• WHAT YOU HAVE TO DO:
Count how many lines of the data include "this". The answer is that number and nothing else.

• EXCERPTED RECORDS:
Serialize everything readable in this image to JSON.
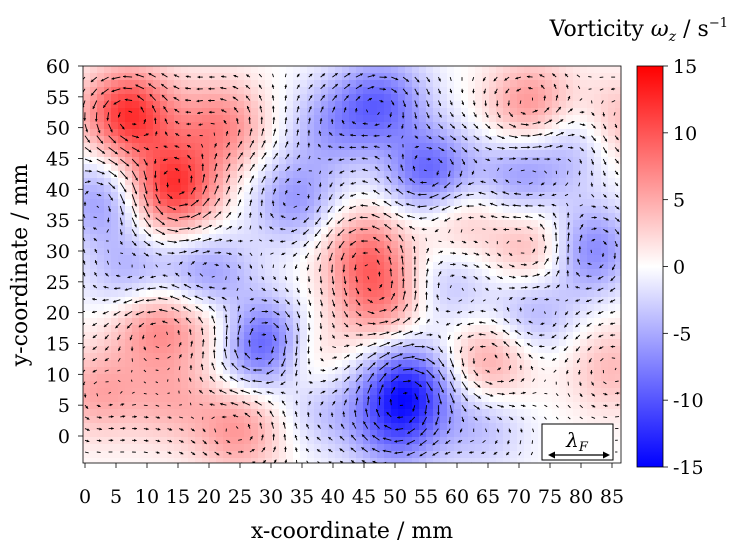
{
  "chart_data": {
    "type": "heatmap",
    "title": "",
    "xlabel": "x-coordinate / mm",
    "ylabel": "y-coordinate / mm",
    "xlim": [
      0,
      88
    ],
    "ylim": [
      -5,
      60
    ],
    "x_ticks": [
      0,
      5,
      10,
      15,
      20,
      25,
      30,
      35,
      40,
      45,
      50,
      55,
      60,
      65,
      70,
      75,
      80,
      85
    ],
    "y_ticks": [
      0,
      5,
      10,
      15,
      20,
      25,
      30,
      35,
      40,
      45,
      50,
      55,
      60
    ],
    "colorbar": {
      "label_text": "Vorticity",
      "label_symbol": "ω",
      "label_subscript": "z",
      "label_unit": " / s",
      "label_unit_exp": "−1",
      "range": [
        -15,
        15
      ],
      "ticks": [
        "15",
        "10",
        "5",
        "0",
        "-5",
        "-10",
        "-15"
      ],
      "colormap": [
        "#0000ff",
        "#ffffff",
        "#ff0000"
      ]
    },
    "scale_marker": {
      "symbol": "λ",
      "subscript": "F"
    },
    "vortices": [
      {
        "x": 7,
        "y": 52,
        "w": 12
      },
      {
        "x": 14,
        "y": 40,
        "w": 12
      },
      {
        "x": 22,
        "y": 50,
        "w": 7
      },
      {
        "x": 11,
        "y": 19,
        "w": 8
      },
      {
        "x": 22,
        "y": 18,
        "w": 6
      },
      {
        "x": 25,
        "y": 1,
        "w": 6
      },
      {
        "x": 2,
        "y": 7,
        "w": 5
      },
      {
        "x": 45,
        "y": 30,
        "w": 7
      },
      {
        "x": 48,
        "y": 22,
        "w": 7
      },
      {
        "x": 36,
        "y": 12,
        "w": 4
      },
      {
        "x": 65,
        "y": 12,
        "w": 6
      },
      {
        "x": 73,
        "y": 30,
        "w": 6
      },
      {
        "x": 72,
        "y": 53,
        "w": 7
      },
      {
        "x": 85,
        "y": 50,
        "w": 6
      },
      {
        "x": 60,
        "y": 36,
        "w": 5
      },
      {
        "x": 14,
        "y": 6,
        "w": 4
      },
      {
        "x": 85,
        "y": 11,
        "w": 4
      },
      {
        "x": 28,
        "y": 15,
        "w": -12
      },
      {
        "x": 52,
        "y": 8,
        "w": -11
      },
      {
        "x": 50,
        "y": 1,
        "w": -7
      },
      {
        "x": 56,
        "y": 42,
        "w": -10
      },
      {
        "x": 48,
        "y": 54,
        "w": -8
      },
      {
        "x": 40,
        "y": 50,
        "w": -5
      },
      {
        "x": 3,
        "y": 38,
        "w": -6
      },
      {
        "x": 20,
        "y": 25,
        "w": -7
      },
      {
        "x": 8,
        "y": 25,
        "w": -6
      },
      {
        "x": 34,
        "y": 38,
        "w": -6
      },
      {
        "x": 72,
        "y": 20,
        "w": -5
      },
      {
        "x": 81,
        "y": 30,
        "w": -8
      },
      {
        "x": 80,
        "y": 48,
        "w": -6
      },
      {
        "x": 70,
        "y": 42,
        "w": -6
      },
      {
        "x": 38,
        "y": 5,
        "w": -4
      },
      {
        "x": 64,
        "y": 2,
        "w": -4
      },
      {
        "x": 58,
        "y": 24,
        "w": -4
      }
    ]
  }
}
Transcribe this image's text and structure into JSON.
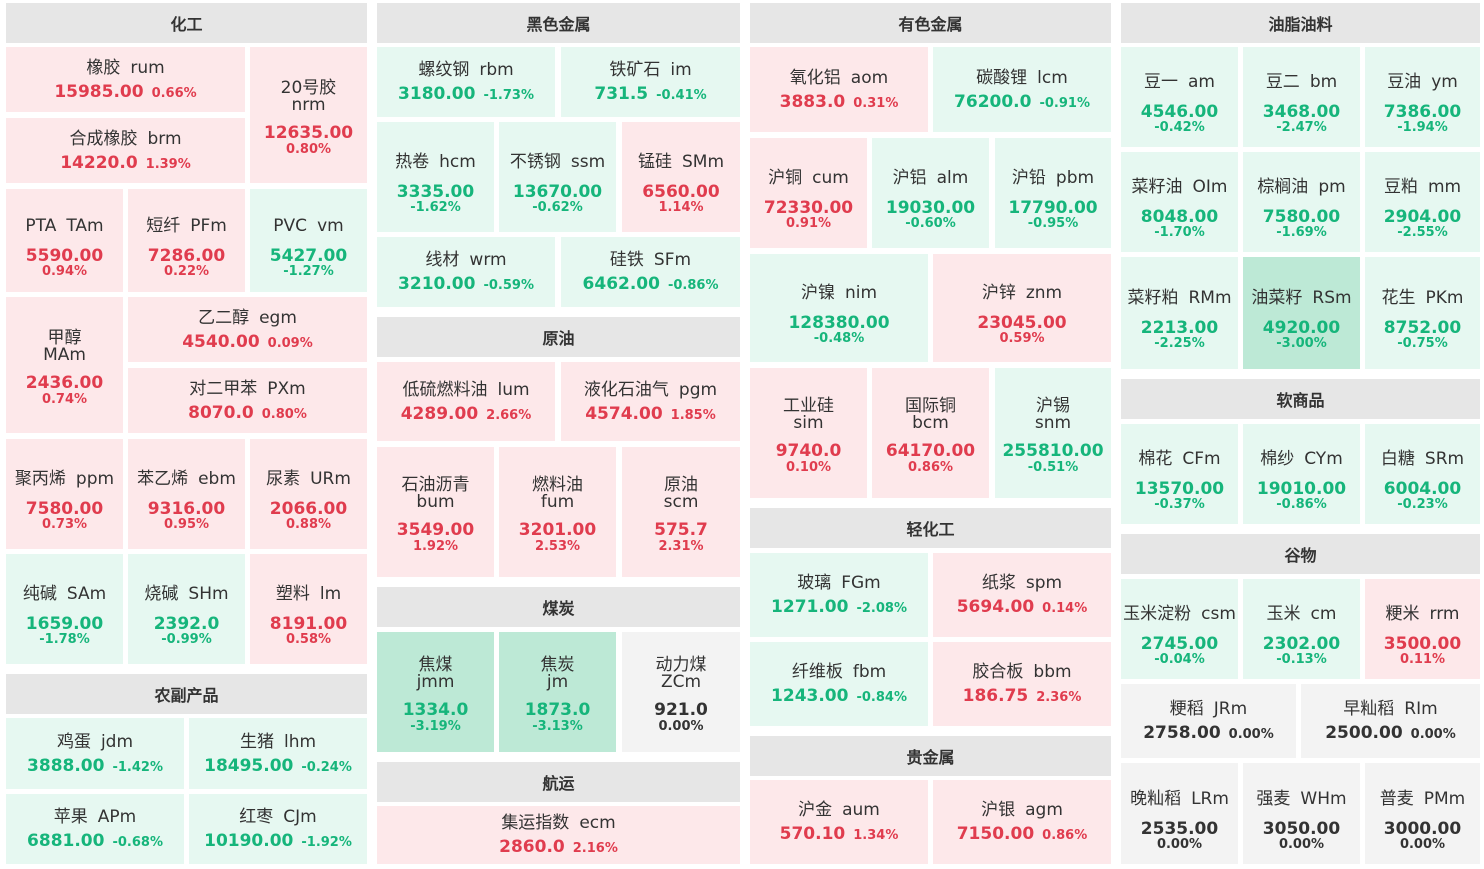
{
  "sections": {
    "chem": "化工",
    "ferrous": "黑色金属",
    "crude": "原油",
    "coal": "煤炭",
    "shipping": "航运",
    "nonferrous": "有色金属",
    "lightchem": "轻化工",
    "precious": "贵金属",
    "oils": "油脂油料",
    "softs": "软商品",
    "grains": "谷物",
    "agri": "农副产品"
  },
  "quotes": {
    "rum": {
      "name": "橡胶",
      "code": "rum",
      "price": "15985.00",
      "pct": "0.66%"
    },
    "nrm": {
      "name": "20号胶",
      "code": "nrm",
      "price": "12635.00",
      "pct": "0.80%"
    },
    "brm": {
      "name": "合成橡胶",
      "code": "brm",
      "price": "14220.0",
      "pct": "1.39%"
    },
    "tam": {
      "name": "PTA",
      "code": "TAm",
      "price": "5590.00",
      "pct": "0.94%"
    },
    "pfm": {
      "name": "短纤",
      "code": "PFm",
      "price": "7286.00",
      "pct": "0.22%"
    },
    "vm": {
      "name": "PVC",
      "code": "vm",
      "price": "5427.00",
      "pct": "-1.27%"
    },
    "mam": {
      "name": "甲醇",
      "code": "MAm",
      "price": "2436.00",
      "pct": "0.74%"
    },
    "egm": {
      "name": "乙二醇",
      "code": "egm",
      "price": "4540.00",
      "pct": "0.09%"
    },
    "pxm": {
      "name": "对二甲苯",
      "code": "PXm",
      "price": "8070.0",
      "pct": "0.80%"
    },
    "ppm": {
      "name": "聚丙烯",
      "code": "ppm",
      "price": "7580.00",
      "pct": "0.73%"
    },
    "ebm": {
      "name": "苯乙烯",
      "code": "ebm",
      "price": "9316.00",
      "pct": "0.95%"
    },
    "urm": {
      "name": "尿素",
      "code": "URm",
      "price": "2066.00",
      "pct": "0.88%"
    },
    "sam": {
      "name": "纯碱",
      "code": "SAm",
      "price": "1659.00",
      "pct": "-1.78%"
    },
    "shm": {
      "name": "烧碱",
      "code": "SHm",
      "price": "2392.0",
      "pct": "-0.99%"
    },
    "lm": {
      "name": "塑料",
      "code": "lm",
      "price": "8191.00",
      "pct": "0.58%"
    },
    "jdm": {
      "name": "鸡蛋",
      "code": "jdm",
      "price": "3888.00",
      "pct": "-1.42%"
    },
    "lhm": {
      "name": "生猪",
      "code": "lhm",
      "price": "18495.00",
      "pct": "-0.24%"
    },
    "apm": {
      "name": "苹果",
      "code": "APm",
      "price": "6881.00",
      "pct": "-0.68%"
    },
    "cjm": {
      "name": "红枣",
      "code": "CJm",
      "price": "10190.00",
      "pct": "-1.92%"
    },
    "rbm": {
      "name": "螺纹钢",
      "code": "rbm",
      "price": "3180.00",
      "pct": "-1.73%"
    },
    "im": {
      "name": "铁矿石",
      "code": "im",
      "price": "731.5",
      "pct": "-0.41%"
    },
    "hcm": {
      "name": "热卷",
      "code": "hcm",
      "price": "3335.00",
      "pct": "-1.62%"
    },
    "ssm": {
      "name": "不锈钢",
      "code": "ssm",
      "price": "13670.00",
      "pct": "-0.62%"
    },
    "smm": {
      "name": "锰硅",
      "code": "SMm",
      "price": "6560.00",
      "pct": "1.14%"
    },
    "wrm": {
      "name": "线材",
      "code": "wrm",
      "price": "3210.00",
      "pct": "-0.59%"
    },
    "sfm": {
      "name": "硅铁",
      "code": "SFm",
      "price": "6462.00",
      "pct": "-0.86%"
    },
    "lum": {
      "name": "低硫燃料油",
      "code": "lum",
      "price": "4289.00",
      "pct": "2.66%"
    },
    "pgm": {
      "name": "液化石油气",
      "code": "pgm",
      "price": "4574.00",
      "pct": "1.85%"
    },
    "bum": {
      "name": "石油沥青",
      "code": "bum",
      "price": "3549.00",
      "pct": "1.92%"
    },
    "fum": {
      "name": "燃料油",
      "code": "fum",
      "price": "3201.00",
      "pct": "2.53%"
    },
    "scm": {
      "name": "原油",
      "code": "scm",
      "price": "575.7",
      "pct": "2.31%"
    },
    "jmm": {
      "name": "焦煤",
      "code": "jmm",
      "price": "1334.0",
      "pct": "-3.19%"
    },
    "jm": {
      "name": "焦炭",
      "code": "jm",
      "price": "1873.0",
      "pct": "-3.13%"
    },
    "zcm": {
      "name": "动力煤",
      "code": "ZCm",
      "price": "921.0",
      "pct": "0.00%"
    },
    "ecm": {
      "name": "集运指数",
      "code": "ecm",
      "price": "2860.0",
      "pct": "2.16%"
    },
    "aom": {
      "name": "氧化铝",
      "code": "aom",
      "price": "3883.0",
      "pct": "0.31%"
    },
    "lcm": {
      "name": "碳酸锂",
      "code": "lcm",
      "price": "76200.0",
      "pct": "-0.91%"
    },
    "cum": {
      "name": "沪铜",
      "code": "cum",
      "price": "72330.00",
      "pct": "0.91%"
    },
    "alm": {
      "name": "沪铝",
      "code": "alm",
      "price": "19030.00",
      "pct": "-0.60%"
    },
    "pbm": {
      "name": "沪铅",
      "code": "pbm",
      "price": "17790.00",
      "pct": "-0.95%"
    },
    "nim": {
      "name": "沪镍",
      "code": "nim",
      "price": "128380.00",
      "pct": "-0.48%"
    },
    "znm": {
      "name": "沪锌",
      "code": "znm",
      "price": "23045.00",
      "pct": "0.59%"
    },
    "sim": {
      "name": "工业硅",
      "code": "sim",
      "price": "9740.0",
      "pct": "0.10%"
    },
    "bcm": {
      "name": "国际铜",
      "code": "bcm",
      "price": "64170.00",
      "pct": "0.86%"
    },
    "snm": {
      "name": "沪锡",
      "code": "snm",
      "price": "255810.00",
      "pct": "-0.51%"
    },
    "fgm": {
      "name": "玻璃",
      "code": "FGm",
      "price": "1271.00",
      "pct": "-2.08%"
    },
    "spm": {
      "name": "纸浆",
      "code": "spm",
      "price": "5694.00",
      "pct": "0.14%"
    },
    "fbm": {
      "name": "纤维板",
      "code": "fbm",
      "price": "1243.00",
      "pct": "-0.84%"
    },
    "bbm": {
      "name": "胶合板",
      "code": "bbm",
      "price": "186.75",
      "pct": "2.36%"
    },
    "aum": {
      "name": "沪金",
      "code": "aum",
      "price": "570.10",
      "pct": "1.34%"
    },
    "agm": {
      "name": "沪银",
      "code": "agm",
      "price": "7150.00",
      "pct": "0.86%"
    },
    "am": {
      "name": "豆一",
      "code": "am",
      "price": "4546.00",
      "pct": "-0.42%"
    },
    "bm": {
      "name": "豆二",
      "code": "bm",
      "price": "3468.00",
      "pct": "-2.47%"
    },
    "ym": {
      "name": "豆油",
      "code": "ym",
      "price": "7386.00",
      "pct": "-1.94%"
    },
    "oim": {
      "name": "菜籽油",
      "code": "OIm",
      "price": "8048.00",
      "pct": "-1.70%"
    },
    "pm": {
      "name": "棕榈油",
      "code": "pm",
      "price": "7580.00",
      "pct": "-1.69%"
    },
    "mm": {
      "name": "豆粕",
      "code": "mm",
      "price": "2904.00",
      "pct": "-2.55%"
    },
    "rmm": {
      "name": "菜籽粕",
      "code": "RMm",
      "price": "2213.00",
      "pct": "-2.25%"
    },
    "rsm": {
      "name": "油菜籽",
      "code": "RSm",
      "price": "4920.00",
      "pct": "-3.00%"
    },
    "pkm": {
      "name": "花生",
      "code": "PKm",
      "price": "8752.00",
      "pct": "-0.75%"
    },
    "cfm": {
      "name": "棉花",
      "code": "CFm",
      "price": "13570.00",
      "pct": "-0.37%"
    },
    "cym": {
      "name": "棉纱",
      "code": "CYm",
      "price": "19010.00",
      "pct": "-0.86%"
    },
    "srm": {
      "name": "白糖",
      "code": "SRm",
      "price": "6004.00",
      "pct": "-0.23%"
    },
    "csm": {
      "name": "玉米淀粉",
      "code": "csm",
      "price": "2745.00",
      "pct": "-0.04%"
    },
    "cm": {
      "name": "玉米",
      "code": "cm",
      "price": "2302.00",
      "pct": "-0.13%"
    },
    "rrm": {
      "name": "粳米",
      "code": "rrm",
      "price": "3500.00",
      "pct": "0.11%"
    },
    "jrm": {
      "name": "粳稻",
      "code": "JRm",
      "price": "2758.00",
      "pct": "0.00%"
    },
    "rim": {
      "name": "早籼稻",
      "code": "RIm",
      "price": "2500.00",
      "pct": "0.00%"
    },
    "lrm": {
      "name": "晚籼稻",
      "code": "LRm",
      "price": "2535.00",
      "pct": "0.00%"
    },
    "whm": {
      "name": "强麦",
      "code": "WHm",
      "price": "3050.00",
      "pct": "0.00%"
    },
    "pmm": {
      "name": "普麦",
      "code": "PMm",
      "price": "3000.00",
      "pct": "0.00%"
    }
  }
}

• SOLUTION TO THE PROBLEM:
2